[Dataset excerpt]
────
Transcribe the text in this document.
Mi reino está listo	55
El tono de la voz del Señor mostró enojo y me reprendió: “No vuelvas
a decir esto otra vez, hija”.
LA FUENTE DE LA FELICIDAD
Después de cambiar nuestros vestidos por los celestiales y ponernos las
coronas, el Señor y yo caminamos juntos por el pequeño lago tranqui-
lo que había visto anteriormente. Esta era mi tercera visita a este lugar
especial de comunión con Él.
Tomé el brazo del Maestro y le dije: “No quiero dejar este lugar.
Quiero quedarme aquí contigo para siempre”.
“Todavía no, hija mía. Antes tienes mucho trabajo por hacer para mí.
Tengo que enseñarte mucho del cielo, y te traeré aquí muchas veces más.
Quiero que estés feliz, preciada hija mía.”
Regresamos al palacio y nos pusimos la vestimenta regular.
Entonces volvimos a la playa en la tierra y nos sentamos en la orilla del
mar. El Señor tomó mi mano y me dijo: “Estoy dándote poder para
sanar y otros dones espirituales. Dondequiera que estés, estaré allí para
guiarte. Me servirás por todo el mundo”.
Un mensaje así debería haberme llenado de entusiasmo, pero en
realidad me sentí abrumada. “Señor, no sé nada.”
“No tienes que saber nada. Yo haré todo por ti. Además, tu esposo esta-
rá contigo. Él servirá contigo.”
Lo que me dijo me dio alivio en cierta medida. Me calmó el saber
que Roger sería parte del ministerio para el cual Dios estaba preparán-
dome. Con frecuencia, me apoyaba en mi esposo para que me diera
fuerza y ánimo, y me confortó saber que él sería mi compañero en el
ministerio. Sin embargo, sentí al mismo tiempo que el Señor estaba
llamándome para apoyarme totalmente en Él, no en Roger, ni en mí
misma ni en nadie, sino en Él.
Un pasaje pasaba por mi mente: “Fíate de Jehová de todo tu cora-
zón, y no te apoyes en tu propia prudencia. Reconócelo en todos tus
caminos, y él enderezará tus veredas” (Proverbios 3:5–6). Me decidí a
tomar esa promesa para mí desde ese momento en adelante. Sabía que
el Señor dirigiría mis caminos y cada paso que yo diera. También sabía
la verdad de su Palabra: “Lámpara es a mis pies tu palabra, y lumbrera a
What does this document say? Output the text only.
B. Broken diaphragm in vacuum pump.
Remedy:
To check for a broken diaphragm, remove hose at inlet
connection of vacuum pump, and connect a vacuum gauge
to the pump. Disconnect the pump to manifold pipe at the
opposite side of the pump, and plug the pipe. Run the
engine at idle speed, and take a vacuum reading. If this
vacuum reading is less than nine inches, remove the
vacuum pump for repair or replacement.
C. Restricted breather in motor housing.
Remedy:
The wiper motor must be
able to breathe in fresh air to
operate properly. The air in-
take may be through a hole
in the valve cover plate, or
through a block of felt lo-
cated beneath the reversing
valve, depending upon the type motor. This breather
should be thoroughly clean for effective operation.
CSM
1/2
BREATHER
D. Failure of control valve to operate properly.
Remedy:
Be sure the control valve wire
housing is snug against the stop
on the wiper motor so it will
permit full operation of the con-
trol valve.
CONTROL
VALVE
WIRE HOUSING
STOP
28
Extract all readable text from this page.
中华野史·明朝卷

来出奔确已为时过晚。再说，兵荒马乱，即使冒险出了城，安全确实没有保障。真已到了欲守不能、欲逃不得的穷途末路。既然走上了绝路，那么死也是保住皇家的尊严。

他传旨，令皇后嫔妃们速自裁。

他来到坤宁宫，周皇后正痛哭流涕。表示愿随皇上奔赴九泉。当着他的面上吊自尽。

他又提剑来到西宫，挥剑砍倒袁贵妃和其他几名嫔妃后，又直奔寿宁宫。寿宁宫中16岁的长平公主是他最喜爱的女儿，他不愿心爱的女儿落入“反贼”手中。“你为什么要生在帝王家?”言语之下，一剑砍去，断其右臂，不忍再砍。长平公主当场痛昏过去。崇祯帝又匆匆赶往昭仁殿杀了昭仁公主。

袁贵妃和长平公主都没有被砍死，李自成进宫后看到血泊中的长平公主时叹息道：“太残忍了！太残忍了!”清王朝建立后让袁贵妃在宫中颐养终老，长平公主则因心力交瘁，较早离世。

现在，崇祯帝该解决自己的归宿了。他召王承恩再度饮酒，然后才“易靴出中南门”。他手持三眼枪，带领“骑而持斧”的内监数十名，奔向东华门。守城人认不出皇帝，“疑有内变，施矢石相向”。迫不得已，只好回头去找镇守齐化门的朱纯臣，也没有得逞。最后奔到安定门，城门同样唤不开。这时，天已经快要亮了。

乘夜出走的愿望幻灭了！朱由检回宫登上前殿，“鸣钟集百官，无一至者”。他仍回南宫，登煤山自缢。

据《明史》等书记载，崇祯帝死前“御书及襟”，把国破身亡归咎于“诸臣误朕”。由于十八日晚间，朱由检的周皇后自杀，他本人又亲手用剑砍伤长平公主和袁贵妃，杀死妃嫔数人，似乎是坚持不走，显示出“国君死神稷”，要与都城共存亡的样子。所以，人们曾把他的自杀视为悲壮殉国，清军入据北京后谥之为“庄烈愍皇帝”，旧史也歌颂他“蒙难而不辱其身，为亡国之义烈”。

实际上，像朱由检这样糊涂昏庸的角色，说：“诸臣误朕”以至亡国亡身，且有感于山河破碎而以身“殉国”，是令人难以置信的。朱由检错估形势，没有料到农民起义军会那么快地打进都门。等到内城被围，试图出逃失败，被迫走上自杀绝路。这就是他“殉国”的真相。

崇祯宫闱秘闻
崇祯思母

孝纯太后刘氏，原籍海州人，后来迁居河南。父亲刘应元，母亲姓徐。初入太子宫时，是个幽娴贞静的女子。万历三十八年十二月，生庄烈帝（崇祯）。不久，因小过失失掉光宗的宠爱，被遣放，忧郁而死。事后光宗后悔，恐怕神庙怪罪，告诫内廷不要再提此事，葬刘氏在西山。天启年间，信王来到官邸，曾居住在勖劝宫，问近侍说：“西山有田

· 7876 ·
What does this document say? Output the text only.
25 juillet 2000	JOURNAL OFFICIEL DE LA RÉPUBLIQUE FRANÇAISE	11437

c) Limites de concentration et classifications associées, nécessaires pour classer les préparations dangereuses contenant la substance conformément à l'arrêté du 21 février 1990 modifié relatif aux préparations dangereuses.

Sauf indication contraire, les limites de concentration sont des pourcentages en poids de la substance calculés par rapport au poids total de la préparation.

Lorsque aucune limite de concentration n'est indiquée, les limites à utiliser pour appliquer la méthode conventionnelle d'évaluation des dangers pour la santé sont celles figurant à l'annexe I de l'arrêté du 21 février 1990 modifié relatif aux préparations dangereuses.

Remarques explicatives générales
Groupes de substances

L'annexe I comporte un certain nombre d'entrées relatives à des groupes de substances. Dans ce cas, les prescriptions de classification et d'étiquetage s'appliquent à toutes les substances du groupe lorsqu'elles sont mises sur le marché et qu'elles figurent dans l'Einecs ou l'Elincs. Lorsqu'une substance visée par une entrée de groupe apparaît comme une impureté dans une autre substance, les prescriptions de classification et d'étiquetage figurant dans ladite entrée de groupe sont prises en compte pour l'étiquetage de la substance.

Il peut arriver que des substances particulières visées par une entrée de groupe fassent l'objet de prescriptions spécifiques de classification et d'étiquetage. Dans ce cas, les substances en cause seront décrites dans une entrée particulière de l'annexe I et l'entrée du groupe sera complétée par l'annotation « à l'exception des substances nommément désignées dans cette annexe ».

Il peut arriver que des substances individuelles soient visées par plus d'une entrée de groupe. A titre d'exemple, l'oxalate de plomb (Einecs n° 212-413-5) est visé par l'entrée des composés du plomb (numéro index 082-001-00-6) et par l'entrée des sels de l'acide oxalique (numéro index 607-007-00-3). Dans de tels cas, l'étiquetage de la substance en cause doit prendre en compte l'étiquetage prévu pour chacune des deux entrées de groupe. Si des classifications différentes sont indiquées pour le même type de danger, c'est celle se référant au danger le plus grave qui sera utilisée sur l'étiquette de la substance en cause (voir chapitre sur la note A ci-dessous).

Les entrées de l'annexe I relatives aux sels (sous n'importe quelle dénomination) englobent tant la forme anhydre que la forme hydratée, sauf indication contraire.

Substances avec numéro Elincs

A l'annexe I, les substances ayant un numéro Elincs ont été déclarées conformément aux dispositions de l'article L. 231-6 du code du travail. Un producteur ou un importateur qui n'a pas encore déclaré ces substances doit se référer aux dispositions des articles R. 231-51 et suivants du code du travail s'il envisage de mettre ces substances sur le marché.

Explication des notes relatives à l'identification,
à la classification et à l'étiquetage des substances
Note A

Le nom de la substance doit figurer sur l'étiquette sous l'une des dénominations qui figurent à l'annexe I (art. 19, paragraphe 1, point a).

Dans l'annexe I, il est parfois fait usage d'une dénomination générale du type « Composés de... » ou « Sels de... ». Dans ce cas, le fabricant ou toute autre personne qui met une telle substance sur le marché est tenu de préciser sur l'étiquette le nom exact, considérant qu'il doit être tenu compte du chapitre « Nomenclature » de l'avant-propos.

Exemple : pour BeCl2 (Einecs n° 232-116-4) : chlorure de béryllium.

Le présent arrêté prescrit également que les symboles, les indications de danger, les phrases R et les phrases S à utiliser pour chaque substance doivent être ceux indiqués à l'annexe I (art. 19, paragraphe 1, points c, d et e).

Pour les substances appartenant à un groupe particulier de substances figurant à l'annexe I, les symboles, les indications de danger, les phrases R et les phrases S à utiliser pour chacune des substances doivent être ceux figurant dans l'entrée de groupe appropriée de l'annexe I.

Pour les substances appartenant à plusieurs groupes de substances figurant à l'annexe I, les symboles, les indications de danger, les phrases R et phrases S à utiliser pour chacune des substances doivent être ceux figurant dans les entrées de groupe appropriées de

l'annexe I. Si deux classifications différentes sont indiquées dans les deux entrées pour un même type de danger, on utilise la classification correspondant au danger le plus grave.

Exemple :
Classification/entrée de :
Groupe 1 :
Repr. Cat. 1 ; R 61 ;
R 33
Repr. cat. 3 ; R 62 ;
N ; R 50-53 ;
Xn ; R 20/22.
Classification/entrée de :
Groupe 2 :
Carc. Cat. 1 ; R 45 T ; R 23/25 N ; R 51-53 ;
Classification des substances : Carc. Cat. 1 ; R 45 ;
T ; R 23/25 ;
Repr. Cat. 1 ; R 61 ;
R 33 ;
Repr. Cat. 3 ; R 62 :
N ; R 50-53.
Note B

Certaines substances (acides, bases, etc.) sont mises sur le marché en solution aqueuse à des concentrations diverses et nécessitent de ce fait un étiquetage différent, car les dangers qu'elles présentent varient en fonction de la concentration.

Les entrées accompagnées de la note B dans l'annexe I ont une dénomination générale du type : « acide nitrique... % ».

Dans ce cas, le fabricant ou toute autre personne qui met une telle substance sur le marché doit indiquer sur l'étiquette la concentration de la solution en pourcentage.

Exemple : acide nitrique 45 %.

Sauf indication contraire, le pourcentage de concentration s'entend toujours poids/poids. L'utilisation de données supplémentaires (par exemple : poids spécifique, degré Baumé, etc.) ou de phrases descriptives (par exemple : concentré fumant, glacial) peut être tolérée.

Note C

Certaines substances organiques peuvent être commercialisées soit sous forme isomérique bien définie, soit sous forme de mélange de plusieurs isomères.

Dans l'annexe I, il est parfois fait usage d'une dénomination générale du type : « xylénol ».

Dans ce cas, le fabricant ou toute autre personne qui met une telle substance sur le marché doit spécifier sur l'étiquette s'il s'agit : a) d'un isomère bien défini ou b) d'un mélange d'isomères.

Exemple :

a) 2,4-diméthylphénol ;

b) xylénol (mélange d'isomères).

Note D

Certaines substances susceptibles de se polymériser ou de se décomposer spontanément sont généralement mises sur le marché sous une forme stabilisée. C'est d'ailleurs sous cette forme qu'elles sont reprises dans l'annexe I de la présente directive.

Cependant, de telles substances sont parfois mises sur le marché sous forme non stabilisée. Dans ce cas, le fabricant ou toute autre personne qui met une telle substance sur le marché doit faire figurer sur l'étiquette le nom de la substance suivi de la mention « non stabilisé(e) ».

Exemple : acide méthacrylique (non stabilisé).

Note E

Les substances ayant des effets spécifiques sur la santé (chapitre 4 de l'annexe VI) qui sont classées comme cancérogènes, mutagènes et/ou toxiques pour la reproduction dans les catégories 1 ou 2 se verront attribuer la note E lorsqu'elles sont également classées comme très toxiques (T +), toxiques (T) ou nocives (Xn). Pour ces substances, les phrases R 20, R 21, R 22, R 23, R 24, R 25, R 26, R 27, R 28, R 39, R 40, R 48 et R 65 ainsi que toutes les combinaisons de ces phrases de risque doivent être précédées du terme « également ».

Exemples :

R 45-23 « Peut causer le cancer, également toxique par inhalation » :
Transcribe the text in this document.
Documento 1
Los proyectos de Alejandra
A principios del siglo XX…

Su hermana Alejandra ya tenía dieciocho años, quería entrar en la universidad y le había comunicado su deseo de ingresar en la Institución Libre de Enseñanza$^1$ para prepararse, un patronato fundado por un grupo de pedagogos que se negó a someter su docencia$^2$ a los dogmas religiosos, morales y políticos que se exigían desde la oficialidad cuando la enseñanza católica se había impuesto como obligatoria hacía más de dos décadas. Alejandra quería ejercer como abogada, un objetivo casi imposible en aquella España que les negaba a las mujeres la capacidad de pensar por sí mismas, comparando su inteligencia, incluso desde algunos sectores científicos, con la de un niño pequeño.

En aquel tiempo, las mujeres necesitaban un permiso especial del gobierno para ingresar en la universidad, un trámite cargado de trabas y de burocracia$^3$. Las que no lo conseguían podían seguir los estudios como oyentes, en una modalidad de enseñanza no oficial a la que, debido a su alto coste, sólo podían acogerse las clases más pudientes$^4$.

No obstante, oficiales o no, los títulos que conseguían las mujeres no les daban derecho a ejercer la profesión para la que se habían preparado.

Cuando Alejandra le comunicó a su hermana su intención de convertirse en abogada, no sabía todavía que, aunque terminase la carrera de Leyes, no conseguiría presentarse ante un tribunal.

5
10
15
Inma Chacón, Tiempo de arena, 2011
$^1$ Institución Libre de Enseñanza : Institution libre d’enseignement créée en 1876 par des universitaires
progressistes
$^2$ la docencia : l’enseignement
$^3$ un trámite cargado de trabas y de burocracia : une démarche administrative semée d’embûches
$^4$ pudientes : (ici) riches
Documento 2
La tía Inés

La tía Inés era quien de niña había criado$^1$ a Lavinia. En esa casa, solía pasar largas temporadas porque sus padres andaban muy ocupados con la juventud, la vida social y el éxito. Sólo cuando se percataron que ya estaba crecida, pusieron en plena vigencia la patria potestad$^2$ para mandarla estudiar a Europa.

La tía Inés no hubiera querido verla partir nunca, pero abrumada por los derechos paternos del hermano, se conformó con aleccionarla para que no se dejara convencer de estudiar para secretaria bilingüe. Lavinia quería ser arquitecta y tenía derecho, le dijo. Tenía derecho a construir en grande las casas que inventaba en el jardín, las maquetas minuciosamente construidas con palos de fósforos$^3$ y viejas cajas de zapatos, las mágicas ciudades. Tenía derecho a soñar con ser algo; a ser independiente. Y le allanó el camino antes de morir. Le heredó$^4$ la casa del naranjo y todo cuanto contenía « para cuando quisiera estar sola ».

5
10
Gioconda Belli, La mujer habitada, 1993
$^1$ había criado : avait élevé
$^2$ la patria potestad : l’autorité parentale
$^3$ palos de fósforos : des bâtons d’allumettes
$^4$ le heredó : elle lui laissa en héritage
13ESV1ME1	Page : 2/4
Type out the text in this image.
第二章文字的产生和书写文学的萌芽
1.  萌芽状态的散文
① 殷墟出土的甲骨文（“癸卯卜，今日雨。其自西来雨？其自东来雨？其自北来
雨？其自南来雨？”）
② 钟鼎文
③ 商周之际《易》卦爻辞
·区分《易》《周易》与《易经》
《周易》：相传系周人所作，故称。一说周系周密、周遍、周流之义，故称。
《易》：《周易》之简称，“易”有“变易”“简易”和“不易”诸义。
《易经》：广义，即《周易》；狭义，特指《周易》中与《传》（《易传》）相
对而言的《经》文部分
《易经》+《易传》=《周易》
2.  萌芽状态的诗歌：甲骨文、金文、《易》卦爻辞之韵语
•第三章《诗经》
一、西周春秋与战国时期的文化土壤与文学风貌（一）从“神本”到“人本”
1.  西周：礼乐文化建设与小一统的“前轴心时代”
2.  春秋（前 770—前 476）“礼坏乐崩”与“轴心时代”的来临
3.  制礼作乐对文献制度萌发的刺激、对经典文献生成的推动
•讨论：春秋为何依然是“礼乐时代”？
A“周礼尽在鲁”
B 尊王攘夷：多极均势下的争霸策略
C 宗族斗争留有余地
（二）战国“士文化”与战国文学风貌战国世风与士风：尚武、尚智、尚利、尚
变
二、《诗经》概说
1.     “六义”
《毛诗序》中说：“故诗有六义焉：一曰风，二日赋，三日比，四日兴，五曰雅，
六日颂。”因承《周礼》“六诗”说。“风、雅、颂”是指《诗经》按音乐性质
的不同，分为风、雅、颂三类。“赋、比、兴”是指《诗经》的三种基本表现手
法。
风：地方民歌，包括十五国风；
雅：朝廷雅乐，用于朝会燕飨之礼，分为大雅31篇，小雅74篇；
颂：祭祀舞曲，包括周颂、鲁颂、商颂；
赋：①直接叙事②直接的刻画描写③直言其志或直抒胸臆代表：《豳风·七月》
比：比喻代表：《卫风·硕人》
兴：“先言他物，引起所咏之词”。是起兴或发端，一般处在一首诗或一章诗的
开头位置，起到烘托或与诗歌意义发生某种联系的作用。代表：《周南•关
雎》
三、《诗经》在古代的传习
────
Given problem: Gather from the data above every line with the string "tienes".

Reply:
“Todavía no, hija mía. Antes tienes mucho trabajo por hacer para mí.
“No tienes que saber nada. Yo haré todo por ti. Además, tu esposo esta-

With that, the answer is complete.